— begin PROVIDED RECORDS —

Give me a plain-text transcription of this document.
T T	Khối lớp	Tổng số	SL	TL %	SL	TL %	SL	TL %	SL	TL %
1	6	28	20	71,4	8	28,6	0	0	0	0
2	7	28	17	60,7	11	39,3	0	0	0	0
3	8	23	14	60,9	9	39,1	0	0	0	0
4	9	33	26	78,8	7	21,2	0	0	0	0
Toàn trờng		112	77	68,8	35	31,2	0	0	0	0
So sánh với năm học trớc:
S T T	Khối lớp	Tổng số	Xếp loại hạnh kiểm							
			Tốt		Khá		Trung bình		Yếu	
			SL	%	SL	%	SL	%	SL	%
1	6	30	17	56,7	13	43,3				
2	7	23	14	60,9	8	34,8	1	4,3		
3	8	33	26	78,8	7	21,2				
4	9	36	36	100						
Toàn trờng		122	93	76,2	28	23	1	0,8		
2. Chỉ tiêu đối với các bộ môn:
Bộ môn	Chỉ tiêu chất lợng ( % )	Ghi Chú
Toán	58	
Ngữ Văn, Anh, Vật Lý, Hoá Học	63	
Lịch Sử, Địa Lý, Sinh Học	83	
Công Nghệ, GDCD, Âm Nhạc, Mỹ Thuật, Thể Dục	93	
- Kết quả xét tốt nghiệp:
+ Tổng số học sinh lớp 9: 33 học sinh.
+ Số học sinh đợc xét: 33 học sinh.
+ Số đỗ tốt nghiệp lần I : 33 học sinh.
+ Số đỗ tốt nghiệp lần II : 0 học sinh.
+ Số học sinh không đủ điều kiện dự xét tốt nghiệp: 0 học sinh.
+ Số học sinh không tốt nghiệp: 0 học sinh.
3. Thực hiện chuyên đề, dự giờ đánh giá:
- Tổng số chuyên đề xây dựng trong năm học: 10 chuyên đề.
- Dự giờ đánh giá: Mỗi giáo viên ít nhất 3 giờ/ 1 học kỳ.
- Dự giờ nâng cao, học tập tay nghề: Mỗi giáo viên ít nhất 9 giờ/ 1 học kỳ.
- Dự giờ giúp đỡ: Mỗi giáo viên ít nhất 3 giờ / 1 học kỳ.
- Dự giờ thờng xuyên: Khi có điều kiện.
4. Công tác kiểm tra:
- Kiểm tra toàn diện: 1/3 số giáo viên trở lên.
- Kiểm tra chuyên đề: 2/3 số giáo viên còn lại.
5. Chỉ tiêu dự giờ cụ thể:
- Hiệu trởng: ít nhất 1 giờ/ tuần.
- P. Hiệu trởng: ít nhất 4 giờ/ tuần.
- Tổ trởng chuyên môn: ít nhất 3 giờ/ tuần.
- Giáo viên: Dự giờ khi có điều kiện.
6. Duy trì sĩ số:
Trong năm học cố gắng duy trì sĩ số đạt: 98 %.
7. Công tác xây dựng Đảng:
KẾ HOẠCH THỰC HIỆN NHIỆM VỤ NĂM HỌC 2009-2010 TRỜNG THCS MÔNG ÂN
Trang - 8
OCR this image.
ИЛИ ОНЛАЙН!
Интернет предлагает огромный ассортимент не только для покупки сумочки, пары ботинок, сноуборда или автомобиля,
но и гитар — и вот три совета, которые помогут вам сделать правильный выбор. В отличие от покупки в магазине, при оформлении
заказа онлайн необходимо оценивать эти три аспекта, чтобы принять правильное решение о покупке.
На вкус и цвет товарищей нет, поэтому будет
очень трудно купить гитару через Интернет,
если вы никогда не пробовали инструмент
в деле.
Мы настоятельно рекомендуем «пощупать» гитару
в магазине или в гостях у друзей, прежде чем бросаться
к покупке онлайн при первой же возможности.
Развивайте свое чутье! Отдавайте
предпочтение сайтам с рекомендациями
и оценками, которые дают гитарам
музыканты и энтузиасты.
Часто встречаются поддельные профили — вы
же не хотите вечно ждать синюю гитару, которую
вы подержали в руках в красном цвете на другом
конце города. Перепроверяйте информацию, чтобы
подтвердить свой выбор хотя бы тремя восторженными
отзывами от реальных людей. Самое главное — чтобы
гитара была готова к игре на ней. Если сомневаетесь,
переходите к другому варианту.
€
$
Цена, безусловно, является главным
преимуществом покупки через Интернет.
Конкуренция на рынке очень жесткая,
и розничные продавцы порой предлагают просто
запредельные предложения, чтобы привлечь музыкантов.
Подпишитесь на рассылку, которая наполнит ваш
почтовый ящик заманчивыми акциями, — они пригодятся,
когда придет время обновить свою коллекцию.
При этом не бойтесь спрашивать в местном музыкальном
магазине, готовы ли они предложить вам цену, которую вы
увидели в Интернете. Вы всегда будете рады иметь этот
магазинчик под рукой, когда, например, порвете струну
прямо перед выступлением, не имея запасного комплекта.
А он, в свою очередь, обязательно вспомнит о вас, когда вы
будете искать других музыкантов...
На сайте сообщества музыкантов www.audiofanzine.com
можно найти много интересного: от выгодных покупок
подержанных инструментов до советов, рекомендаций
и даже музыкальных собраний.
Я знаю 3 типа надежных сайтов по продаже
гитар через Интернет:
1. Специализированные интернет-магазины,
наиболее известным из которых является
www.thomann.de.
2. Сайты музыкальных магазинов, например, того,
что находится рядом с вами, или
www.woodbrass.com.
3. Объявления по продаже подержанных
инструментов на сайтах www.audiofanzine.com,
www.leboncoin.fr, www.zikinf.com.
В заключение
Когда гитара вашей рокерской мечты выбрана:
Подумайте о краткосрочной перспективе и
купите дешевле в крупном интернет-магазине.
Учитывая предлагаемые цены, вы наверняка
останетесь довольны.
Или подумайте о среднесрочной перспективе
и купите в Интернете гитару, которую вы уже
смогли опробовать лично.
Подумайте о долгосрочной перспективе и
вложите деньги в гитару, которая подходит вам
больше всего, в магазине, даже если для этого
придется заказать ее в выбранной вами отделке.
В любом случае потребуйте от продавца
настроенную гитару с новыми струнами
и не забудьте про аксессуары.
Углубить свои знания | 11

— end PROVIDED RECORDS —

◆ TASK DETAILS ◆
Copy all data exactly, start to finish.

◆ EXERCISE RESULT ◆
Give me a plain-text transcription of this document.
T T	Khối lớp	Tổng số	SL	TL %	SL	TL %	SL	TL %	SL	TL %
1	6	28	20	71,4	8	28,6	0	0	0	0
2	7	28	17	60,7	11	39,3	0	0	0	0
3	8	23	14	60,9	9	39,1	0	0	0	0
4	9	33	26	78,8	7	21,2	0	0	0	0
Toàn trờng		112	77	68,8	35	31,2	0	0	0	0
So sánh với năm học trớc:
S T T	Khối lớp	Tổng số	Xếp loại hạnh kiểm							
			Tốt		Khá		Trung bình		Yếu	
			SL	%	SL	%	SL	%	SL	%
1	6	30	17	56,7	13	43,3				
2	7	23	14	60,9	8	34,8	1	4,3		
3	8	33	26	78,8	7	21,2				
4	9	36	36	100						
Toàn trờng		122	93	76,2	28	23	1	0,8		
2. Chỉ tiêu đối với các bộ môn:
Bộ môn	Chỉ tiêu chất lợng ( % )	Ghi Chú
Toán	58	
Ngữ Văn, Anh, Vật Lý, Hoá Học	63	
Lịch Sử, Địa Lý, Sinh Học	83	
Công Nghệ, GDCD, Âm Nhạc, Mỹ Thuật, Thể Dục	93	
- Kết quả xét tốt nghiệp:
+ Tổng số học sinh lớp 9: 33 học sinh.
+ Số học sinh đợc xét: 33 học sinh.
+ Số đỗ tốt nghiệp lần I : 33 học sinh.
+ Số đỗ tốt nghiệp lần II : 0 học sinh.
+ Số học sinh không đủ điều kiện dự xét tốt nghiệp: 0 học sinh.
+ Số học sinh không tốt nghiệp: 0 học sinh.
3. Thực hiện chuyên đề, dự giờ đánh giá:
- Tổng số chuyên đề xây dựng trong năm học: 10 chuyên đề.
- Dự giờ đánh giá: Mỗi giáo viên ít nhất 3 giờ/ 1 học kỳ.
- Dự giờ nâng cao, học tập tay nghề: Mỗi giáo viên ít nhất 9 giờ/ 1 học kỳ.
- Dự giờ giúp đỡ: Mỗi giáo viên ít nhất 3 giờ / 1 học kỳ.
- Dự giờ thờng xuyên: Khi có điều kiện.
4. Công tác kiểm tra:
- Kiểm tra toàn diện: 1/3 số giáo viên trở lên.
- Kiểm tra chuyên đề: 2/3 số giáo viên còn lại.
5. Chỉ tiêu dự giờ cụ thể:
- Hiệu trởng: ít nhất 1 giờ/ tuần.
- P. Hiệu trởng: ít nhất 4 giờ/ tuần.
- Tổ trởng chuyên môn: ít nhất 3 giờ/ tuần.
- Giáo viên: Dự giờ khi có điều kiện.
6. Duy trì sĩ số:
Trong năm học cố gắng duy trì sĩ số đạt: 98 %.
7. Công tác xây dựng Đảng:
KẾ HOẠCH THỰC HIỆN NHIỆM VỤ NĂM HỌC 2009-2010 TRỜNG THCS MÔNG ÂN
Trang - 8
OCR this image.
ИЛИ ОНЛАЙН!
Интернет предлагает огромный ассортимент не только для покупки сумочки, пары ботинок, сноуборда или автомобиля,
но и гитар — и вот три совета, которые помогут вам сделать правильный выбор. В отличие от покупки в магазине, при оформлении
заказа онлайн необходимо оценивать эти три аспекта, чтобы принять правильное решение о покупке.
На вкус и цвет товарищей нет, поэтому будет
очень трудно купить гитару через Интернет,
если вы никогда не пробовали инструмент
в деле.
Мы настоятельно рекомендуем «пощупать» гитару
в магазине или в гостях у друзей, прежде чем бросаться
к покупке онлайн при первой же возможности.
Развивайте свое чутье! Отдавайте
предпочтение сайтам с рекомендациями
и оценками, которые дают гитарам
музыканты и энтузиасты.
Часто встречаются поддельные профили — вы
же не хотите вечно ждать синюю гитару, которую
вы подержали в руках в красном цвете на другом
конце города. Перепроверяйте информацию, чтобы
подтвердить свой выбор хотя бы тремя восторженными
отзывами от реальных людей. Самое главное — чтобы
гитара была готова к игре на ней. Если сомневаетесь,
переходите к другому варианту.
€
$
Цена, безусловно, является главным
преимуществом покупки через Интернет.
Конкуренция на рынке очень жесткая,
и розничные продавцы порой предлагают просто
запредельные предложения, чтобы привлечь музыкантов.
Подпишитесь на рассылку, которая наполнит ваш
почтовый ящик заманчивыми акциями, — они пригодятся,
когда придет время обновить свою коллекцию.
При этом не бойтесь спрашивать в местном музыкальном
магазине, готовы ли они предложить вам цену, которую вы
увидели в Интернете. Вы всегда будете рады иметь этот
магазинчик под рукой, когда, например, порвете струну
прямо перед выступлением, не имея запасного комплекта.
А он, в свою очередь, обязательно вспомнит о вас, когда вы
будете искать других музыкантов...
На сайте сообщества музыкантов www.audiofanzine.com
можно найти много интересного: от выгодных покупок
подержанных инструментов до советов, рекомендаций
и даже музыкальных собраний.
Я знаю 3 типа надежных сайтов по продаже
гитар через Интернет:
1. Специализированные интернет-магазины,
наиболее известным из которых является
www.thomann.de.
2. Сайты музыкальных магазинов, например, того,
что находится рядом с вами, или
www.woodbrass.com.
3. Объявления по продаже подержанных
инструментов на сайтах www.audiofanzine.com,
www.leboncoin.fr, www.zikinf.com.
В заключение
Когда гитара вашей рокерской мечты выбрана:
Подумайте о краткосрочной перспективе и
купите дешевле в крупном интернет-магазине.
Учитывая предлагаемые цены, вы наверняка
останетесь довольны.
Или подумайте о среднесрочной перспективе
и купите в Интернете гитару, которую вы уже
смогли опробовать лично.
Подумайте о долгосрочной перспективе и
вложите деньги в гитару, которая подходит вам
больше всего, в магазине, даже если для этого
придется заказать ее в выбранной вами отделке.
В любом случае потребуйте от продавца
настроенную гитару с новыми струнами
и не забудьте про аксессуары.
Углубить свои знания | 11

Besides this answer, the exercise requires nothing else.